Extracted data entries

********************

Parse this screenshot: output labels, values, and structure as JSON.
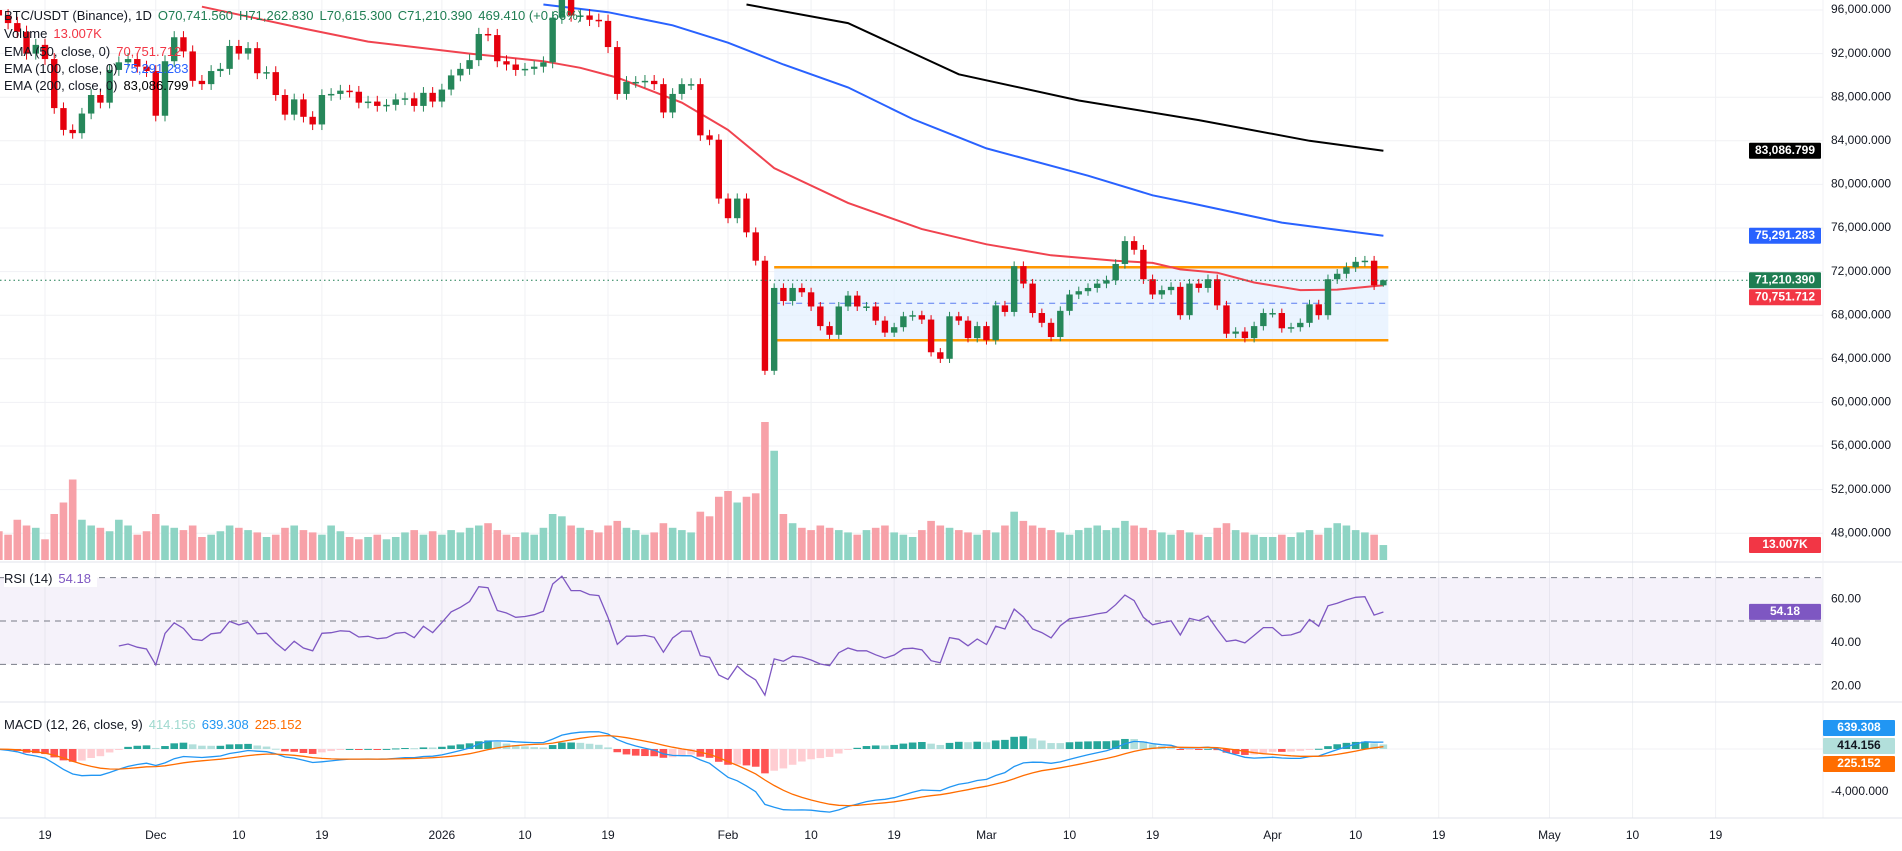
{
  "legend": {
    "symbol": "BTC/USDT (Binance), 1D",
    "open": "O70,741.560",
    "high": "H71,262.830",
    "low": "L70,615.300",
    "close": "C71,210.390",
    "change": "469.410 (+0.66%)",
    "volume_label": "Volume",
    "volume_value": "13.007K",
    "ema50_label": "EMA (50, close, 0)",
    "ema50_value": "70,751.712",
    "ema100_label": "EMA (100, close, 0)",
    "ema100_value": "75,291.283",
    "ema200_label": "EMA (200, close, 0)",
    "ema200_value": "83,086.799",
    "rsi_label": "RSI (14)",
    "rsi_value": "54.18",
    "macd_label": "MACD (12, 26, close, 9)",
    "macd_hist_value": "414.156",
    "macd_value": "639.308",
    "macd_signal_value": "225.152"
  },
  "price_axis": {
    "ticks": [
      "96,000.000",
      "92,000.000",
      "88,000.000",
      "84,000.000",
      "80,000.000",
      "76,000.000",
      "72,000.000",
      "68,000.000",
      "64,000.000",
      "60,000.000",
      "56,000.000",
      "52,000.000",
      "48,000.000"
    ],
    "tick_values": [
      96000,
      92000,
      88000,
      84000,
      80000,
      76000,
      72000,
      68000,
      64000,
      60000,
      56000,
      52000,
      48000
    ]
  },
  "rsi_axis": {
    "ticks": [
      "60.00",
      "40.00",
      "20.00"
    ],
    "tick_values": [
      60,
      40,
      20
    ],
    "bands": [
      70,
      50,
      30
    ]
  },
  "macd_axis": {
    "ticks": [
      "-4,000.000"
    ],
    "tick_values": [
      -4000
    ]
  },
  "badges": {
    "ema200": {
      "text": "83,086.799",
      "value": 83086.799,
      "color": "#000000"
    },
    "ema100": {
      "text": "75,291.283",
      "value": 75291.283,
      "color": "#2962ff"
    },
    "last_price": {
      "text": "71,210.390",
      "value": 71210.39,
      "color": "#1e7d52"
    },
    "ema50": {
      "text": "70,751.712",
      "value": 70751.712,
      "color": "#f23645"
    },
    "volume": {
      "text": "13.007K",
      "color": "#f23645"
    },
    "rsi": {
      "text": "54.18",
      "color": "#7e57c2"
    },
    "macd": {
      "text": "639.308",
      "color": "#2196f3"
    },
    "macd_hist": {
      "text": "414.156",
      "color": "#b2dfdb"
    },
    "macd_signal": {
      "text": "225.152",
      "color": "#ff6d00"
    }
  },
  "time_axis": {
    "labels": [
      {
        "text": "19",
        "date": "2025-11-19"
      },
      {
        "text": "Dec",
        "date": "2025-12-01"
      },
      {
        "text": "10",
        "date": "2025-12-10"
      },
      {
        "text": "19",
        "date": "2025-12-19"
      },
      {
        "text": "2026",
        "date": "2026-01-01"
      },
      {
        "text": "10",
        "date": "2026-01-10"
      },
      {
        "text": "19",
        "date": "2026-01-19"
      },
      {
        "text": "Feb",
        "date": "2026-02-01"
      },
      {
        "text": "10",
        "date": "2026-02-10"
      },
      {
        "text": "19",
        "date": "2026-02-19"
      },
      {
        "text": "Mar",
        "date": "2026-03-01"
      },
      {
        "text": "10",
        "date": "2026-03-10"
      },
      {
        "text": "19",
        "date": "2026-03-19"
      },
      {
        "text": "Apr",
        "date": "2026-04-01"
      },
      {
        "text": "10",
        "date": "2026-04-10"
      },
      {
        "text": "19",
        "date": "2026-04-19"
      },
      {
        "text": "May",
        "date": "2026-05-01"
      },
      {
        "text": "10",
        "date": "2026-05-10"
      },
      {
        "text": "19",
        "date": "2026-05-19"
      }
    ]
  },
  "colors": {
    "up": "#26875a",
    "down": "#e5000d",
    "volume_up": "#8ed4c4",
    "volume_down": "#f7a1a8",
    "ema50": "#f0434f",
    "ema100": "#2962ff",
    "ema200": "#000000",
    "rsi": "#7e57c2",
    "macd": "#2196f3",
    "signal": "#ff6d00",
    "range_border": "#ff9800",
    "range_fill": "#e3efff",
    "range_mid": "#5b7cf0"
  },
  "chart_data": {
    "type": "candlestick",
    "title": "BTC/USDT (Binance), 1D",
    "start_date": "2025-11-13",
    "ylim": [
      46000,
      97000
    ],
    "grid": true,
    "last_candle": {
      "open": 70741.56,
      "high": 71262.83,
      "low": 70615.3,
      "close": 71210.39
    },
    "closes": [
      96000,
      95500,
      94800,
      94000,
      92000,
      92800,
      91500,
      87000,
      85000,
      84700,
      86500,
      88200,
      87500,
      90500,
      91200,
      91500,
      90800,
      90400,
      86300,
      91300,
      93500,
      92200,
      89500,
      89200,
      90400,
      90600,
      92700,
      92000,
      92500,
      90200,
      90300,
      88200,
      86400,
      87800,
      86200,
      85500,
      88200,
      88300,
      88600,
      88500,
      87500,
      87600,
      87200,
      87300,
      87800,
      87900,
      87200,
      88400,
      87600,
      88700,
      90000,
      90600,
      91400,
      93800,
      93700,
      91300,
      91000,
      90500,
      90600,
      90800,
      91200,
      95300,
      97000,
      95500,
      95500,
      95100,
      95000,
      92600,
      88300,
      89400,
      89400,
      89500,
      89200,
      86600,
      88300,
      89200,
      89200,
      84500,
      84100,
      78700,
      76900,
      78700,
      75600,
      73000,
      62900,
      70500,
      69300,
      70500,
      70100,
      68800,
      67000,
      66200,
      68800,
      69800,
      68800,
      68800,
      67500,
      66400,
      66900,
      67900,
      68000,
      67600,
      64600,
      64000,
      67900,
      67500,
      65900,
      67000,
      65700,
      68900,
      68300,
      72500,
      70900,
      68200,
      67300,
      66000,
      68400,
      69900,
      70200,
      70500,
      70900,
      71200,
      72700,
      74800,
      74000,
      71300,
      69900,
      70300,
      70600,
      68000,
      70900,
      70500,
      71300,
      68900,
      66300,
      66500,
      65900,
      67000,
      68200,
      68200,
      66800,
      66900,
      67300,
      69000,
      68000,
      71300,
      71800,
      72400,
      72900,
      73000,
      70741.56,
      71210.39
    ],
    "volumes_k": [
      30,
      25,
      22,
      35,
      30,
      28,
      18,
      40,
      50,
      70,
      35,
      30,
      28,
      25,
      35,
      30,
      22,
      25,
      40,
      30,
      28,
      26,
      30,
      20,
      22,
      25,
      30,
      28,
      26,
      24,
      20,
      22,
      28,
      30,
      26,
      24,
      22,
      30,
      25,
      20,
      18,
      20,
      22,
      18,
      20,
      24,
      26,
      22,
      25,
      22,
      26,
      24,
      28,
      30,
      32,
      26,
      22,
      20,
      24,
      22,
      28,
      40,
      38,
      30,
      28,
      26,
      24,
      30,
      34,
      28,
      26,
      22,
      24,
      32,
      28,
      26,
      24,
      42,
      38,
      55,
      60,
      50,
      55,
      58,
      120,
      95,
      40,
      32,
      28,
      26,
      30,
      28,
      26,
      24,
      22,
      26,
      28,
      30,
      24,
      22,
      20,
      26,
      34,
      30,
      28,
      26,
      24,
      22,
      26,
      24,
      30,
      42,
      34,
      30,
      28,
      26,
      24,
      22,
      26,
      28,
      30,
      26,
      28,
      34,
      30,
      28,
      26,
      24,
      22,
      26,
      24,
      22,
      20,
      28,
      32,
      26,
      24,
      22,
      20,
      20,
      22,
      20,
      24,
      26,
      22,
      28,
      32,
      30,
      26,
      24,
      22,
      13.007
    ],
    "ema_lines": [
      {
        "name": "EMA (50, close, 0)",
        "color_key": "ema50",
        "points": [
          [
            "2025-12-06",
            96300
          ],
          [
            "2025-12-17",
            94300
          ],
          [
            "2025-12-24",
            93100
          ],
          [
            "2026-01-04",
            92000
          ],
          [
            "2026-01-12",
            91300
          ],
          [
            "2026-01-16",
            90700
          ],
          [
            "2026-01-20",
            89800
          ],
          [
            "2026-01-27",
            87500
          ],
          [
            "2026-02-01",
            85000
          ],
          [
            "2026-02-06",
            81500
          ],
          [
            "2026-02-14",
            78300
          ],
          [
            "2026-02-22",
            75900
          ],
          [
            "2026-03-01",
            74500
          ],
          [
            "2026-03-08",
            73500
          ],
          [
            "2026-03-15",
            73000
          ],
          [
            "2026-03-19",
            72800
          ],
          [
            "2026-03-22",
            72200
          ],
          [
            "2026-03-26",
            71900
          ],
          [
            "2026-03-30",
            71000
          ],
          [
            "2026-04-04",
            70300
          ],
          [
            "2026-04-08",
            70350
          ],
          [
            "2026-04-13",
            70751.712
          ]
        ]
      },
      {
        "name": "EMA (100, close, 0)",
        "color_key": "ema100",
        "points": [
          [
            "2026-01-12",
            96500
          ],
          [
            "2026-01-19",
            95800
          ],
          [
            "2026-01-26",
            94600
          ],
          [
            "2026-02-01",
            93000
          ],
          [
            "2026-02-07",
            91000
          ],
          [
            "2026-02-14",
            88900
          ],
          [
            "2026-02-21",
            86000
          ],
          [
            "2026-03-01",
            83300
          ],
          [
            "2026-03-12",
            80800
          ],
          [
            "2026-03-19",
            79000
          ],
          [
            "2026-03-23",
            78300
          ],
          [
            "2026-04-02",
            76500
          ],
          [
            "2026-04-13",
            75291.283
          ]
        ]
      },
      {
        "name": "EMA (200, close, 0)",
        "color_key": "ema200",
        "points": [
          [
            "2026-02-03",
            96500
          ],
          [
            "2026-02-14",
            94800
          ],
          [
            "2026-02-26",
            90100
          ],
          [
            "2026-03-11",
            87700
          ],
          [
            "2026-03-24",
            85900
          ],
          [
            "2026-04-05",
            84000
          ],
          [
            "2026-04-13",
            83086.799
          ]
        ]
      }
    ],
    "range_box": {
      "start": "2026-02-06",
      "end": "2026-04-13",
      "top": 72400,
      "bottom": 65700,
      "mid": 69100
    }
  }
}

********************

Aim -> Give nothing but the number of lines containing the string "USDT".

Response to this exercise -> 2